§ Provided data:
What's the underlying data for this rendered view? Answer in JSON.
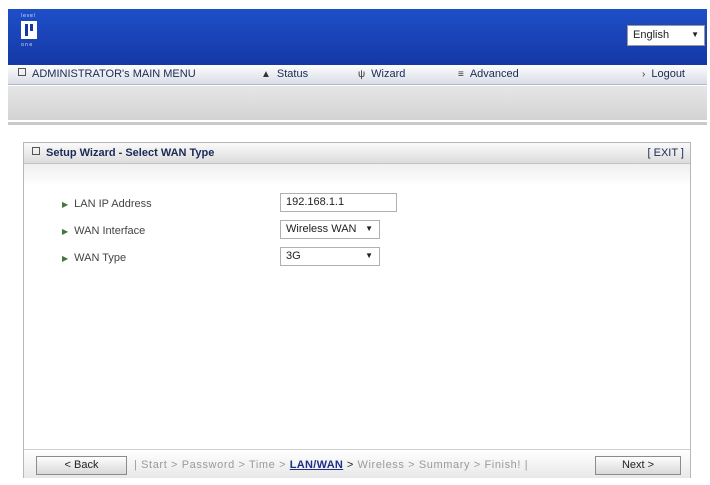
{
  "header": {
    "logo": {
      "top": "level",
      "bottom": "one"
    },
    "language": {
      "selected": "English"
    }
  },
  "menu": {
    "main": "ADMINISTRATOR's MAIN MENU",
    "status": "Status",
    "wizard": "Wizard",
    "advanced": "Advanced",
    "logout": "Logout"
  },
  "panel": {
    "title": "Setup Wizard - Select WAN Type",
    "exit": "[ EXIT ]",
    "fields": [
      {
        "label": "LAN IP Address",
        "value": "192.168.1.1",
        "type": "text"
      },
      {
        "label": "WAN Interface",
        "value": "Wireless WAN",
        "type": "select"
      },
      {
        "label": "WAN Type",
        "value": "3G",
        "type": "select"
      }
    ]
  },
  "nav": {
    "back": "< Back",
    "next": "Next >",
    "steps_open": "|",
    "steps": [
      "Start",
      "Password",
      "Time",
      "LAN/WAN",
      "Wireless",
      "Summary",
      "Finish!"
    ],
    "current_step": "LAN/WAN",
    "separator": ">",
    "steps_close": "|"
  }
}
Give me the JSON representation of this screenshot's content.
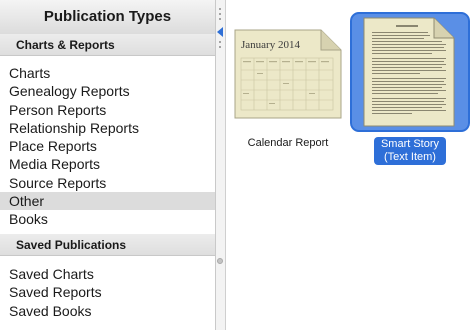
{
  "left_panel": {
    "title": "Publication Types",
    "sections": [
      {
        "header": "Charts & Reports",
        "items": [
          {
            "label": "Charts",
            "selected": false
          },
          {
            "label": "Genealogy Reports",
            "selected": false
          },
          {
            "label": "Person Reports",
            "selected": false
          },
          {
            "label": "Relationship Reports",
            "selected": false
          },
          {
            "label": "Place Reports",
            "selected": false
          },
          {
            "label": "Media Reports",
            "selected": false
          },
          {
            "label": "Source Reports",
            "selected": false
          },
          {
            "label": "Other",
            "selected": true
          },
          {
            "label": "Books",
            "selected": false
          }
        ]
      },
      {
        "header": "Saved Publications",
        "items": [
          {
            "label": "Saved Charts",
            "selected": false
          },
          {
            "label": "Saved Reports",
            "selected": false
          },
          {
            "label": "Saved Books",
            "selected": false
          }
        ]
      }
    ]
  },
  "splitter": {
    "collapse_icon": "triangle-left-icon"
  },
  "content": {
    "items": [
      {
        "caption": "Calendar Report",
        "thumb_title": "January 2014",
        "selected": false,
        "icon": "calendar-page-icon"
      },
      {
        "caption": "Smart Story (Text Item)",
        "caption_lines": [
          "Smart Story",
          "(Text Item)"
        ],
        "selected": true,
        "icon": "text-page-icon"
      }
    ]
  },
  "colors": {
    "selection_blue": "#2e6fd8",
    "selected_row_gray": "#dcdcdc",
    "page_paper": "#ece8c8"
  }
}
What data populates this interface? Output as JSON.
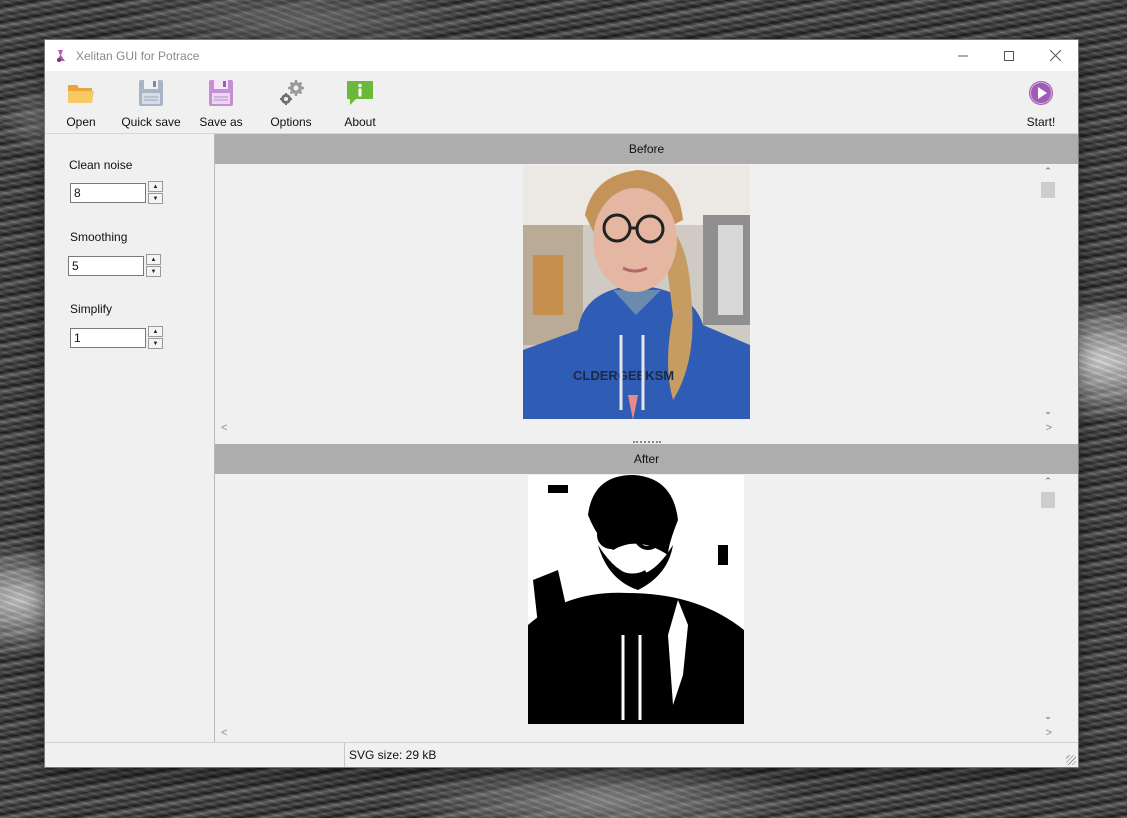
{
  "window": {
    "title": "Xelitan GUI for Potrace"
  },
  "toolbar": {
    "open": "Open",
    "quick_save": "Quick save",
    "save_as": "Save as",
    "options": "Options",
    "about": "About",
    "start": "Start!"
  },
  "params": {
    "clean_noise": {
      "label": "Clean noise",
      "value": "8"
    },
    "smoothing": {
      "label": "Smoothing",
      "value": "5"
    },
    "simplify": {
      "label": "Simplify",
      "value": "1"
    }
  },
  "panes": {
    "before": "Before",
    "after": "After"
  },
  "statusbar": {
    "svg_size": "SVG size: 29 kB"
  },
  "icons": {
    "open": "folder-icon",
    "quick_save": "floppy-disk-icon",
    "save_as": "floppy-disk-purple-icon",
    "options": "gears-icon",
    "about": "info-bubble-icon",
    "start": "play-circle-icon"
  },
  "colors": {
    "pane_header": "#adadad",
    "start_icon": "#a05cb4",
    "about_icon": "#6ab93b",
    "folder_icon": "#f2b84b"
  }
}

---

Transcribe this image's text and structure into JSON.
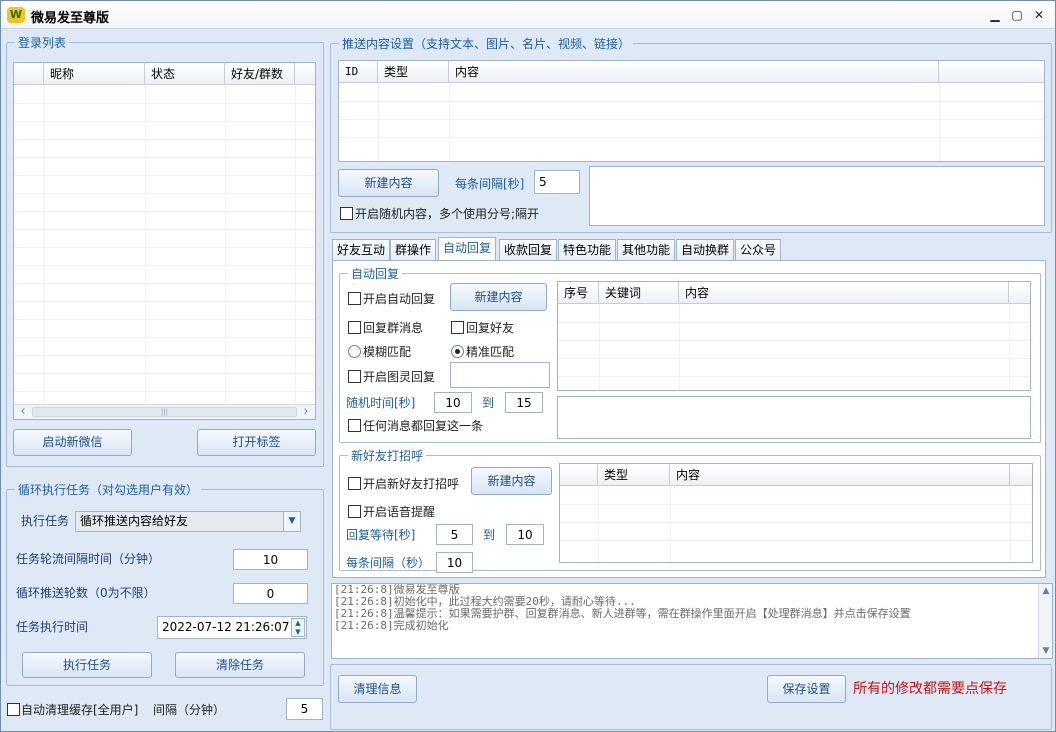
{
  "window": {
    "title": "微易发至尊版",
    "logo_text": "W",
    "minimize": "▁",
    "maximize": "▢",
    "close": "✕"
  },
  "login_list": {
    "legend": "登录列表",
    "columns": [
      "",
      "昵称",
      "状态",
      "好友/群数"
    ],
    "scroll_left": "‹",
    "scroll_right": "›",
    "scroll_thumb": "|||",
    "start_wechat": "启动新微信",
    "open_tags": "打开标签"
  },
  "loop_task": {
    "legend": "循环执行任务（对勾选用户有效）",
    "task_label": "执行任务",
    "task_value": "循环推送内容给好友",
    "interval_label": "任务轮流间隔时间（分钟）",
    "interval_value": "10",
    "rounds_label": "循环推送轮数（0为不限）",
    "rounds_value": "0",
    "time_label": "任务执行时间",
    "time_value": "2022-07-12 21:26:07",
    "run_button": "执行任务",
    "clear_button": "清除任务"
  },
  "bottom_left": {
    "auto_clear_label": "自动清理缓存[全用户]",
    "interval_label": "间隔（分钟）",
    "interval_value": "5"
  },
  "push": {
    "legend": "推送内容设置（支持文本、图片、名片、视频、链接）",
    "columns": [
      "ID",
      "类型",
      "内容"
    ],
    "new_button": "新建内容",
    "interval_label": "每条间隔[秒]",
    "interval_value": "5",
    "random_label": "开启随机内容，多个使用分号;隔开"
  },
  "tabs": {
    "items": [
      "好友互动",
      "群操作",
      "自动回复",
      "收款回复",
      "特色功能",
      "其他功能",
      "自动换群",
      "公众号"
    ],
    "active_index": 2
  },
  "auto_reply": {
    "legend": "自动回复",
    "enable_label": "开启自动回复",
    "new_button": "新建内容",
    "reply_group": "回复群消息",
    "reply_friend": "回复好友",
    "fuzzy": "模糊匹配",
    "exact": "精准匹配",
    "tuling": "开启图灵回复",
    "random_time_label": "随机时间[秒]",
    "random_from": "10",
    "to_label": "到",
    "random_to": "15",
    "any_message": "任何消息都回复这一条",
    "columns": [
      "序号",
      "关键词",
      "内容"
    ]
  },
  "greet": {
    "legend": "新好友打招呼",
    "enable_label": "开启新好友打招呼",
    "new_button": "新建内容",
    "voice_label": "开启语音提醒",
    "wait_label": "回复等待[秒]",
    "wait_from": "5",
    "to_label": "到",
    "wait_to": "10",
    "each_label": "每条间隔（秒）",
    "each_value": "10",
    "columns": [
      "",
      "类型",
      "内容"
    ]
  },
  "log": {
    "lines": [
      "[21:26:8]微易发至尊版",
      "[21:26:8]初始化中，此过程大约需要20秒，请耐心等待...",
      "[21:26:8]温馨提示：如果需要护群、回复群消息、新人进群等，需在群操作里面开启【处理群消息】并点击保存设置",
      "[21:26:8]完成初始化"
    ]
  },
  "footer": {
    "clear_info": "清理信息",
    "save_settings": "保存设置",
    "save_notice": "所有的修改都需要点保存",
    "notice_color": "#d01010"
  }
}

--

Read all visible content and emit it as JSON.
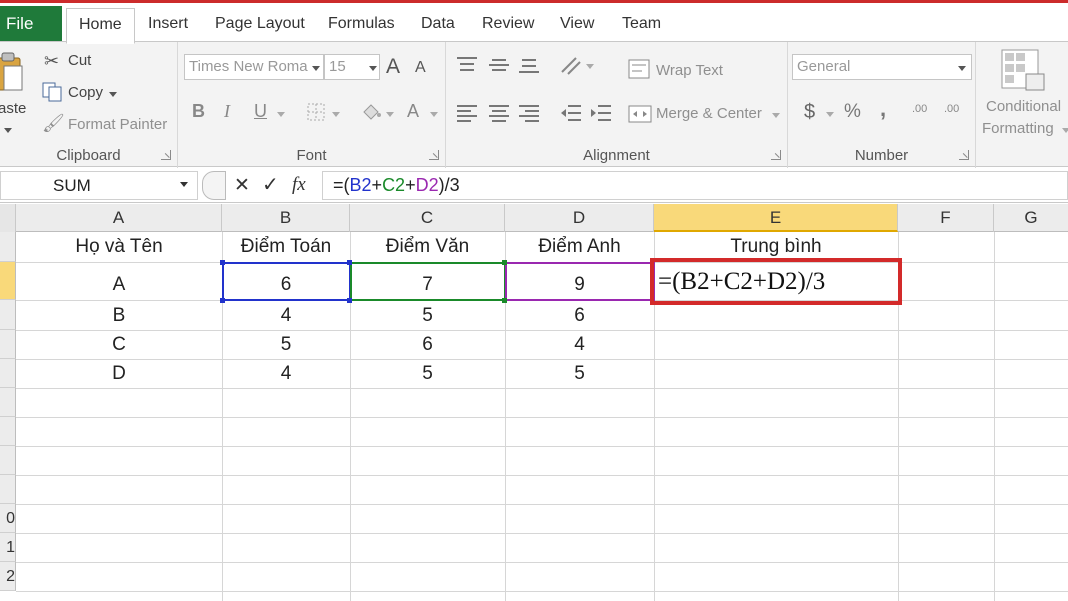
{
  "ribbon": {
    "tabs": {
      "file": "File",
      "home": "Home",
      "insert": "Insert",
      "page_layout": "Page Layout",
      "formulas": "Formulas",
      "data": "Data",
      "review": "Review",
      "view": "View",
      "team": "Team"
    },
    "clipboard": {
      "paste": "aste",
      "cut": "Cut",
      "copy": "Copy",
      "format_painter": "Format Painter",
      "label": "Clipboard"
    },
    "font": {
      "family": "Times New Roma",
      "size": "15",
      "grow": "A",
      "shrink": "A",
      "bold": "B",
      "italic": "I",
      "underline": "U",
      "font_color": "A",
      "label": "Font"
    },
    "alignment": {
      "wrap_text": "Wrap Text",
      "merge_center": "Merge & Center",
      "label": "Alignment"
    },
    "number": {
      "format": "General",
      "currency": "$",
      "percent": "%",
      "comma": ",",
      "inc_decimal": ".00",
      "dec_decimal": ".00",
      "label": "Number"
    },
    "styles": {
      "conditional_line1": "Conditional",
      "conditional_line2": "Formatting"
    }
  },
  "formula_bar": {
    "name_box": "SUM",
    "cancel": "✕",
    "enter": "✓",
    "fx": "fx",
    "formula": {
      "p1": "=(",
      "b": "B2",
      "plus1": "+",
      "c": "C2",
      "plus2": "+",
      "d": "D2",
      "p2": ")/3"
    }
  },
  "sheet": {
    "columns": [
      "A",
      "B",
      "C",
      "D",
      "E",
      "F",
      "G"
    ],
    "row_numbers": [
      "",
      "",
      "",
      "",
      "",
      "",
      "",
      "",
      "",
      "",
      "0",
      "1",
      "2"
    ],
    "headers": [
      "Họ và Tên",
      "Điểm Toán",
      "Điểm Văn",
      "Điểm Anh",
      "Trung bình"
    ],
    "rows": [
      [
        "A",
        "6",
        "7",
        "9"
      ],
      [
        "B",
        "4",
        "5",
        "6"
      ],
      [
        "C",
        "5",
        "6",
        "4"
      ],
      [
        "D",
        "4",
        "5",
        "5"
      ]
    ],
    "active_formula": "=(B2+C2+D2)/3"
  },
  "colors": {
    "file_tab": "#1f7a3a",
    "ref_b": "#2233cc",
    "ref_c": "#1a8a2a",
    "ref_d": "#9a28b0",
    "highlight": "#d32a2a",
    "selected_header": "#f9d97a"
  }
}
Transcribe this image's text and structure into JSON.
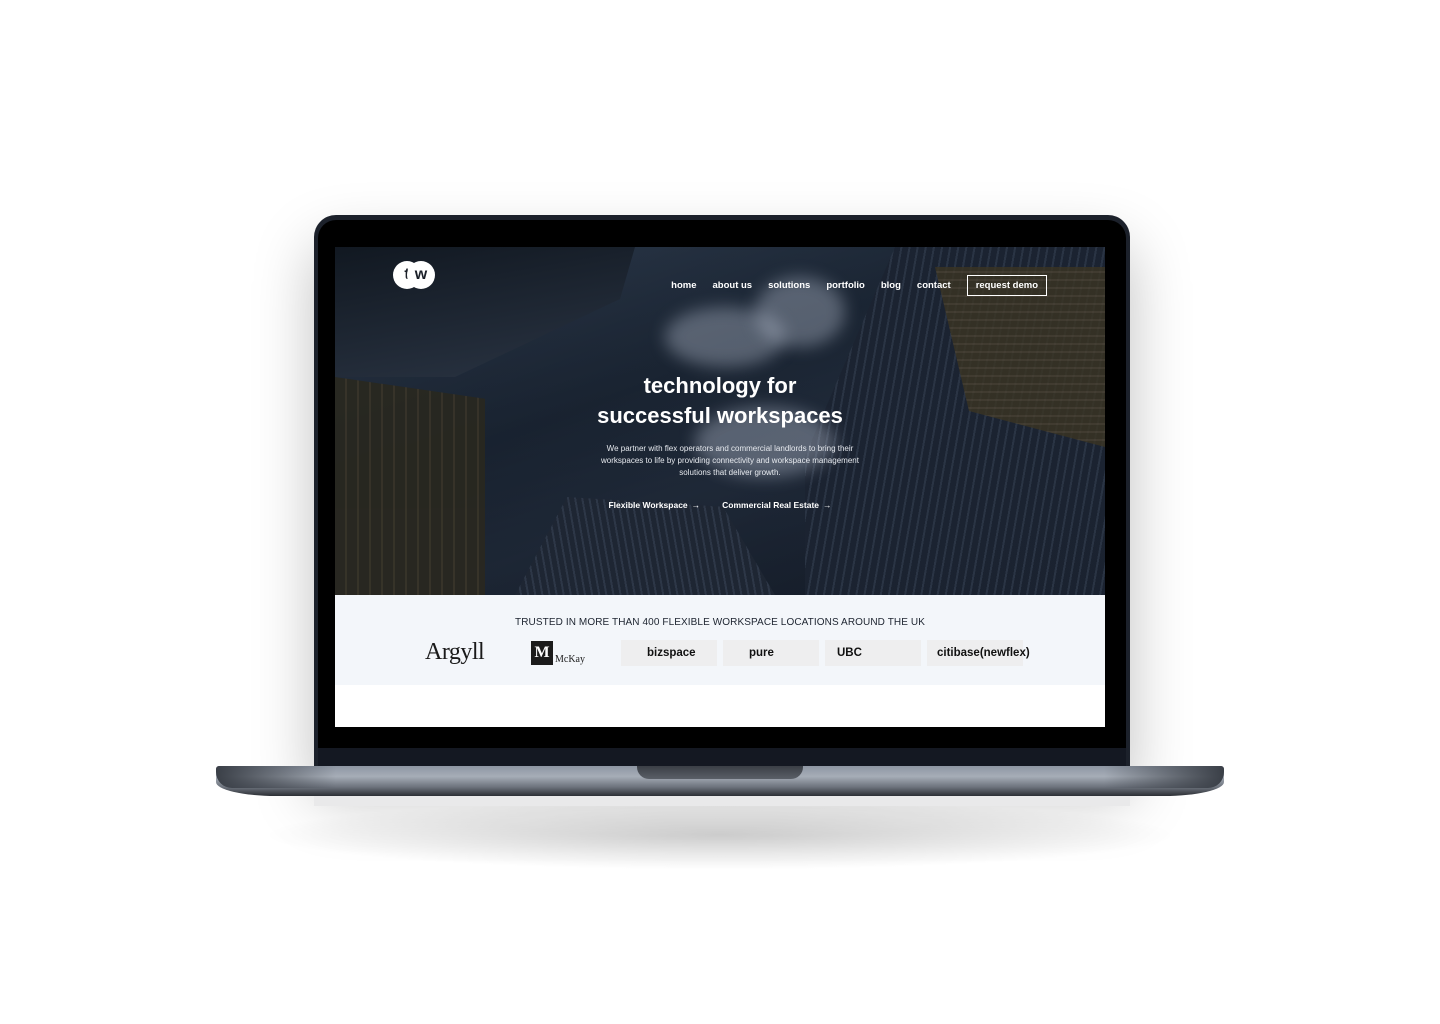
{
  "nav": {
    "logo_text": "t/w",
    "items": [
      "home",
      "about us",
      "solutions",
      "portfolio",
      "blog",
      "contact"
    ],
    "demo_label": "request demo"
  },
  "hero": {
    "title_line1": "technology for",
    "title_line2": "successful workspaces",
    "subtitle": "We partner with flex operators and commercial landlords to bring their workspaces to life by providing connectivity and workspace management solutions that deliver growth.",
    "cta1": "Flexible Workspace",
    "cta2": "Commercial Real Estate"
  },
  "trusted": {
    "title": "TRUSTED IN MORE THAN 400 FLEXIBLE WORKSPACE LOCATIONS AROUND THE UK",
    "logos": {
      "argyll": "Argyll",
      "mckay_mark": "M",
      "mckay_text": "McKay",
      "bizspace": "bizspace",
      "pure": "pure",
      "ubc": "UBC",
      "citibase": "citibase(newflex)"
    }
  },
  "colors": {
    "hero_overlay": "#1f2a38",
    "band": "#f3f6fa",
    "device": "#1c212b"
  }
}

§ Job:
In the entries above, locate every line with the word "JSON" and copy it.

§ Response to the task:
What's the underlying data for this rendered view? Answer in JSON.
Give me the JSON representation of this screenshot's content.
What data populates this interface? Output as JSON.
Transcribe this image's text and structure into JSON.
Read all visible content and emit it as JSON.
Transcribe this image's text and structure into JSON.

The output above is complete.